** start Available data **

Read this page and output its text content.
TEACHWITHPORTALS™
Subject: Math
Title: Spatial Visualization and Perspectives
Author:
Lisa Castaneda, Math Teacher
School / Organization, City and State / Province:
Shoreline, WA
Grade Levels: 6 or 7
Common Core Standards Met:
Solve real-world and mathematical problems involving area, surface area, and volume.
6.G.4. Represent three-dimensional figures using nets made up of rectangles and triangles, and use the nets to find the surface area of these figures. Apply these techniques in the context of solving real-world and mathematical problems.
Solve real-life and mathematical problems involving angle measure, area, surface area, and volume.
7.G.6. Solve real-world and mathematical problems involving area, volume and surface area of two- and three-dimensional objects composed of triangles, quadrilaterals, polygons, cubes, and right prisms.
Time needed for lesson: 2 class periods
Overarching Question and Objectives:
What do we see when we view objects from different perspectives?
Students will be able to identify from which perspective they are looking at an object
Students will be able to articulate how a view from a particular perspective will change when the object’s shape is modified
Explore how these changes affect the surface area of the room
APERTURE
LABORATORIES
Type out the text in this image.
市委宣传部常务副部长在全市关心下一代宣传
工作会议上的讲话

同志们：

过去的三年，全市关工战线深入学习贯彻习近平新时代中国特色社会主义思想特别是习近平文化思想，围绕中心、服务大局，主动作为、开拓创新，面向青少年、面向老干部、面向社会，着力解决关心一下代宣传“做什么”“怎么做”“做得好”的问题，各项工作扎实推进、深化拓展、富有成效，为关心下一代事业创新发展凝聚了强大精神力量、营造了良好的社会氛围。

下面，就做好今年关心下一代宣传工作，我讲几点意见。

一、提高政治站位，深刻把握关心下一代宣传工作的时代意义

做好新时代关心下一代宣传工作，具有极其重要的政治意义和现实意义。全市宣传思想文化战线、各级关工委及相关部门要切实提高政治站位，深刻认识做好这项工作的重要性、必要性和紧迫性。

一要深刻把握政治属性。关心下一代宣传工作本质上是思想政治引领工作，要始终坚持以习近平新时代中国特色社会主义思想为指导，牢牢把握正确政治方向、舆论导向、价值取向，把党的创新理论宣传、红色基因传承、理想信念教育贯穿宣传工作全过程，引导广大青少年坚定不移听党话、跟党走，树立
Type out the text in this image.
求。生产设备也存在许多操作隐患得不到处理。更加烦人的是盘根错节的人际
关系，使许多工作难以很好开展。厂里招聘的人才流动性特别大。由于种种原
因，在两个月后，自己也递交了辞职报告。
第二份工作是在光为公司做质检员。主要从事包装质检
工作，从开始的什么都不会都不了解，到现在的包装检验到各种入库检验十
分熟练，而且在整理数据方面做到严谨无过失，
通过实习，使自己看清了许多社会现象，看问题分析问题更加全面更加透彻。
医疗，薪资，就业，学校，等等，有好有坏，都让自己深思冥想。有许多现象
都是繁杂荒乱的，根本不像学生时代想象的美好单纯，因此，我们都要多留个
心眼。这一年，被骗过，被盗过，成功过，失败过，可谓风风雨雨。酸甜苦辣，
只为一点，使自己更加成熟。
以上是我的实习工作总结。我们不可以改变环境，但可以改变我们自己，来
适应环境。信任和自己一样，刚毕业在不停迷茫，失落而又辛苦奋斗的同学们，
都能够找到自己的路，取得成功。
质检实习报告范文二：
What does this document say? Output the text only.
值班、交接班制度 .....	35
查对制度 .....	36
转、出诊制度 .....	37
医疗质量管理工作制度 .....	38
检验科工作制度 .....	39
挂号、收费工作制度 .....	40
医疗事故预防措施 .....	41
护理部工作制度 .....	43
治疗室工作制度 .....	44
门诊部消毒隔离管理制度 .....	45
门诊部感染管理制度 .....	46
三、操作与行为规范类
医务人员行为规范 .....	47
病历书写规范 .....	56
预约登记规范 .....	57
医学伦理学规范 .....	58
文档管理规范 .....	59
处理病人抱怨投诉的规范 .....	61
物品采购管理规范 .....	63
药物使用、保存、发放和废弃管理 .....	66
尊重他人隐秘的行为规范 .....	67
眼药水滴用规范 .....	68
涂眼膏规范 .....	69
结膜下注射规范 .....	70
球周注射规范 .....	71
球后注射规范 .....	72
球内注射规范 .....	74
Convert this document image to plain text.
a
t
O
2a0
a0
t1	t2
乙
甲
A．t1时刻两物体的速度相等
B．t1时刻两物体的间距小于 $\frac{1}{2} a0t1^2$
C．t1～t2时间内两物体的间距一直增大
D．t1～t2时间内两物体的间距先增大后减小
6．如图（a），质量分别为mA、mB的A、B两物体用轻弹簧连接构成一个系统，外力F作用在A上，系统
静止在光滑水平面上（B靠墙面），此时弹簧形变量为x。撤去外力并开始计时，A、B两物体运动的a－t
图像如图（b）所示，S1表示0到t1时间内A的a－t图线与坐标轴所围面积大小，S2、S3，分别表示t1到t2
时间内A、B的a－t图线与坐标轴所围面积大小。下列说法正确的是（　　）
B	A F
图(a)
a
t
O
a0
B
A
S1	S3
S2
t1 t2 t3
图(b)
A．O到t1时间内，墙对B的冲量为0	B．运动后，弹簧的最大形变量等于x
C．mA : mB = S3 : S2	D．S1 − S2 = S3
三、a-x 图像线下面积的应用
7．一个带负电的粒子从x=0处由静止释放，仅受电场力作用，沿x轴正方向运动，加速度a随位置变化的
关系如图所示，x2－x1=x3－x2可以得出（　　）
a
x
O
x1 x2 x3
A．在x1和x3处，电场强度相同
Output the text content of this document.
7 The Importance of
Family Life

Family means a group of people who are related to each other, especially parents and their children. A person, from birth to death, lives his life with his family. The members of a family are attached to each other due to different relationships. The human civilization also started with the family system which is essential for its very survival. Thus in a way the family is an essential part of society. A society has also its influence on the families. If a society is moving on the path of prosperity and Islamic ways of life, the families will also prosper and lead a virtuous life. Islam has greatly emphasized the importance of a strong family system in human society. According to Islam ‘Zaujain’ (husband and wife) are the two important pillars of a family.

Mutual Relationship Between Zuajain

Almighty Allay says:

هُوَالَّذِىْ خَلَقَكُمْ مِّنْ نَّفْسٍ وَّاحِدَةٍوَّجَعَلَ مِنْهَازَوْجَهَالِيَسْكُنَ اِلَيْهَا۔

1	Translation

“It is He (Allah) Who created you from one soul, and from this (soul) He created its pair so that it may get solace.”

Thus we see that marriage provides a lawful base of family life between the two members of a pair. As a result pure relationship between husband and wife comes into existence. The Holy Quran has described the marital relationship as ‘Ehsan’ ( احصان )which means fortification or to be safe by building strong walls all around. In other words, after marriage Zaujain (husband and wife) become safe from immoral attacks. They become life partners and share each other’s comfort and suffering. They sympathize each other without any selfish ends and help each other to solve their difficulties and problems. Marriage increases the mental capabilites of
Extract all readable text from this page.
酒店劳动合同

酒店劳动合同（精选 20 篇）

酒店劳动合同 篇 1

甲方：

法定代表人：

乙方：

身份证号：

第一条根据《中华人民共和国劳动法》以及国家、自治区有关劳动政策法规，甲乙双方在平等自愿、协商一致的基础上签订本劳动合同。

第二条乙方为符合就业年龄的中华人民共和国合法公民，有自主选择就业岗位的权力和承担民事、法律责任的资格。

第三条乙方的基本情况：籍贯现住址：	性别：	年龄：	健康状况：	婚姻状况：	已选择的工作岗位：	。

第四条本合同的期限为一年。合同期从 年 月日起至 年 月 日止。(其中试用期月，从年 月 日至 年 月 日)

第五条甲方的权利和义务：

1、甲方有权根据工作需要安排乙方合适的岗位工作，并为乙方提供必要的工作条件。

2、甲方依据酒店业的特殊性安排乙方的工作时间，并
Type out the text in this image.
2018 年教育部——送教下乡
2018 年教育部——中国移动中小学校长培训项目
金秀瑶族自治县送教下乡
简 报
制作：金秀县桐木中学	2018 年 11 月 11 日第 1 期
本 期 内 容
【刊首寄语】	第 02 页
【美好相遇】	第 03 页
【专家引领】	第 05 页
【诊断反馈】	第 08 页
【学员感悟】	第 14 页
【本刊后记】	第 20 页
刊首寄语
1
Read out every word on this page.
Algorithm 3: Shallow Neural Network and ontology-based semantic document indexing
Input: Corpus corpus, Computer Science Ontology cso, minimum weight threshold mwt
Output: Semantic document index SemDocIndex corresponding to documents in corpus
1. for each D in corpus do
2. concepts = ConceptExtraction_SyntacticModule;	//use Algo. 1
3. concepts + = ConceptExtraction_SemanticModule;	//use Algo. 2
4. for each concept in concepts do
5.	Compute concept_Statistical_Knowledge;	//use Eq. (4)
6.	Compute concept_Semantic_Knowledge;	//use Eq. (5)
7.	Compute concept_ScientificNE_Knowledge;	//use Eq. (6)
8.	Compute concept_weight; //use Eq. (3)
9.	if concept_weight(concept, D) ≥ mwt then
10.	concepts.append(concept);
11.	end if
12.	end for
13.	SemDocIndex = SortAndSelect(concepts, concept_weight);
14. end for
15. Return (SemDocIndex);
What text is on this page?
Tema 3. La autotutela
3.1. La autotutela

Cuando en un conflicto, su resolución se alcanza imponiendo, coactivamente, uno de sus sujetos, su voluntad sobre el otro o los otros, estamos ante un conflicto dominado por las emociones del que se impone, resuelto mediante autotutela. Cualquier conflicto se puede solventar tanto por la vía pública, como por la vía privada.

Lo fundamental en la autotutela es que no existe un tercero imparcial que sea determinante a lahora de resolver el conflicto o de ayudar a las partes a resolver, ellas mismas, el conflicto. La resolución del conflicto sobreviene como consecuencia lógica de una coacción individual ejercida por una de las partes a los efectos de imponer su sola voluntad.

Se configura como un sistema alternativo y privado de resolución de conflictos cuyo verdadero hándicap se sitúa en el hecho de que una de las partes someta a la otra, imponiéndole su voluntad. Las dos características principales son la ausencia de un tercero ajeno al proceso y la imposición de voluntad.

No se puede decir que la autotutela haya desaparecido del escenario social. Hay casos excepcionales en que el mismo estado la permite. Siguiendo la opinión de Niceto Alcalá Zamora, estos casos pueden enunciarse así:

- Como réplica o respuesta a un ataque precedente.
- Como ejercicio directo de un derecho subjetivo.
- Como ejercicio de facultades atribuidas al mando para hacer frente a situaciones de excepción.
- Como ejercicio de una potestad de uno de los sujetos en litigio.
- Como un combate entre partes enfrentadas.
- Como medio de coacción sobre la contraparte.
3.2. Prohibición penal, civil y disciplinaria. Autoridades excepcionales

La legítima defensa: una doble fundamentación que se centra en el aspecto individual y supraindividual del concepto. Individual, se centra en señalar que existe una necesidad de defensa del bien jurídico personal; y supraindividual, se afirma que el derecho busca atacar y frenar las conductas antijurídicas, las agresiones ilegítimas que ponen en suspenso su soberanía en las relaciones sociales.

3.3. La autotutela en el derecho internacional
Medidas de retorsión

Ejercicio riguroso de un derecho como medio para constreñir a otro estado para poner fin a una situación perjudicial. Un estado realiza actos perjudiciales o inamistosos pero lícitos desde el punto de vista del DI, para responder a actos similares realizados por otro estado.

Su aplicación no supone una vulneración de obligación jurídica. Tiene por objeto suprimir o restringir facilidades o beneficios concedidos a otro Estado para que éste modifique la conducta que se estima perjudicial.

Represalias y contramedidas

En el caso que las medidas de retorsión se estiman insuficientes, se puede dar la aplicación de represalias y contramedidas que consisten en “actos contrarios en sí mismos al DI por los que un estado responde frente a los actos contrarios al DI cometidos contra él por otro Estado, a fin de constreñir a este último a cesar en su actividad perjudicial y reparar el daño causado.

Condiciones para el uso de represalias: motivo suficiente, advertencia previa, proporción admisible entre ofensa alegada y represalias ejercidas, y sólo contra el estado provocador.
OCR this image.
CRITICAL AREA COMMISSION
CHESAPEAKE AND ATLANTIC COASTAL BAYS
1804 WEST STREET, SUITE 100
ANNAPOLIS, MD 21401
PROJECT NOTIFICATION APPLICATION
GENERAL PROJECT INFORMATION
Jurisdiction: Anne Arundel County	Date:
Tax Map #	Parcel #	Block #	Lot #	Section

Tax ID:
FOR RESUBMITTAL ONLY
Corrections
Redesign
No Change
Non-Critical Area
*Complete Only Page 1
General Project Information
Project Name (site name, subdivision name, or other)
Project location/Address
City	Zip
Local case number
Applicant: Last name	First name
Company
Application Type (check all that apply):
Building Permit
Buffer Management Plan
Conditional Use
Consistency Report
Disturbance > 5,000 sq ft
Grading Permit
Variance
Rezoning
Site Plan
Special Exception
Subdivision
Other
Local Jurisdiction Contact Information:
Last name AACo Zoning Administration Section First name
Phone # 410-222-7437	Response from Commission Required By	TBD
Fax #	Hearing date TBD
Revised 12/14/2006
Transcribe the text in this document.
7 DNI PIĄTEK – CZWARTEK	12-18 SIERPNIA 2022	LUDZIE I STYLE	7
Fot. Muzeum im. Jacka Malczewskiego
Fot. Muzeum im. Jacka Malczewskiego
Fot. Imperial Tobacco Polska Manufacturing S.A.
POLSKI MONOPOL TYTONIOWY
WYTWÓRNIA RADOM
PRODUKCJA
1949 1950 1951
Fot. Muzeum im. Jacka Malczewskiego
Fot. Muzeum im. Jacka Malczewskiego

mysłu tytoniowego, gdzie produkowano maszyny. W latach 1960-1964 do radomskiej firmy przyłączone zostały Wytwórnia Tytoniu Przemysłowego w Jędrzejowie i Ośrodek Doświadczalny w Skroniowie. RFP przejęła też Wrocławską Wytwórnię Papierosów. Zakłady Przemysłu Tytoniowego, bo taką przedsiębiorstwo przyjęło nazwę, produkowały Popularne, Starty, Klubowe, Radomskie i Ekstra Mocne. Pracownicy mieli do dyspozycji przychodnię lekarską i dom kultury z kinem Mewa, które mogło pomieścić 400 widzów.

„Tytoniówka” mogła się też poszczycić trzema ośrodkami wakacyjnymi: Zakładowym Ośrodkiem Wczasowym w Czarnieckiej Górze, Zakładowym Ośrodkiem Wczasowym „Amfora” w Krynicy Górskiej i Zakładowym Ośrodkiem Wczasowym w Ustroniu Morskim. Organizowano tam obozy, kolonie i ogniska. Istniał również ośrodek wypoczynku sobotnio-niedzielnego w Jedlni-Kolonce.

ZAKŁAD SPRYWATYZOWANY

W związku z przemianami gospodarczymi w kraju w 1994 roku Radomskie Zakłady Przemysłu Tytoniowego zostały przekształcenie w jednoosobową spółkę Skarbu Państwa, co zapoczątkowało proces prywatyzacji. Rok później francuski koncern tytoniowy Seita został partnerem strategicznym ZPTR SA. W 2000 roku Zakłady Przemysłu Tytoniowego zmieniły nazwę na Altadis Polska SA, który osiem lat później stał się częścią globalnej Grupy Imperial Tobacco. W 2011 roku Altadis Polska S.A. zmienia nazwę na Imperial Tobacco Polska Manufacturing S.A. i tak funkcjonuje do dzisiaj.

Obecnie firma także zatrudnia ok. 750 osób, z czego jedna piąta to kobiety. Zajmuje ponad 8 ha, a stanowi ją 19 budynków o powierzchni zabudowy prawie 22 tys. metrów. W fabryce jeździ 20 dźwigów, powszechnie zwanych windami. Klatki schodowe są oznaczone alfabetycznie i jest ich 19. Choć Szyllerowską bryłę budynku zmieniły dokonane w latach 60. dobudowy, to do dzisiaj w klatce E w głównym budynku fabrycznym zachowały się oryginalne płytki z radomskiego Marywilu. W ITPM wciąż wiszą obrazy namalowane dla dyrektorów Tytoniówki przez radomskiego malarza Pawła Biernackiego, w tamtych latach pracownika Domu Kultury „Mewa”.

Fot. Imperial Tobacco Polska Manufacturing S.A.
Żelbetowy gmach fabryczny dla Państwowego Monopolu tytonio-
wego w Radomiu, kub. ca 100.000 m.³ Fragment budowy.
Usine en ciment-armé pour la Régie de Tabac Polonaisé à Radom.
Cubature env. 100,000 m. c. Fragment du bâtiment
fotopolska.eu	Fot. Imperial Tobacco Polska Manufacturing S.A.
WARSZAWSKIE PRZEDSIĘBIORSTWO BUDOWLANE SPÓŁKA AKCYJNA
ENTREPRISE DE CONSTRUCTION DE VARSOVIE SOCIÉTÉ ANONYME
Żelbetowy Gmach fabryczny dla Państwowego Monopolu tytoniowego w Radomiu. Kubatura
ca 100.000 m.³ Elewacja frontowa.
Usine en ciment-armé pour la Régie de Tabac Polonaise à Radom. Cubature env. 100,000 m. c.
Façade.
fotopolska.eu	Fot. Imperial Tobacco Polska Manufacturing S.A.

** end Available data **

__Short exercise__.
Your answer should be only the number of lines that hold the word "SemDocIndex".

__The output__.
3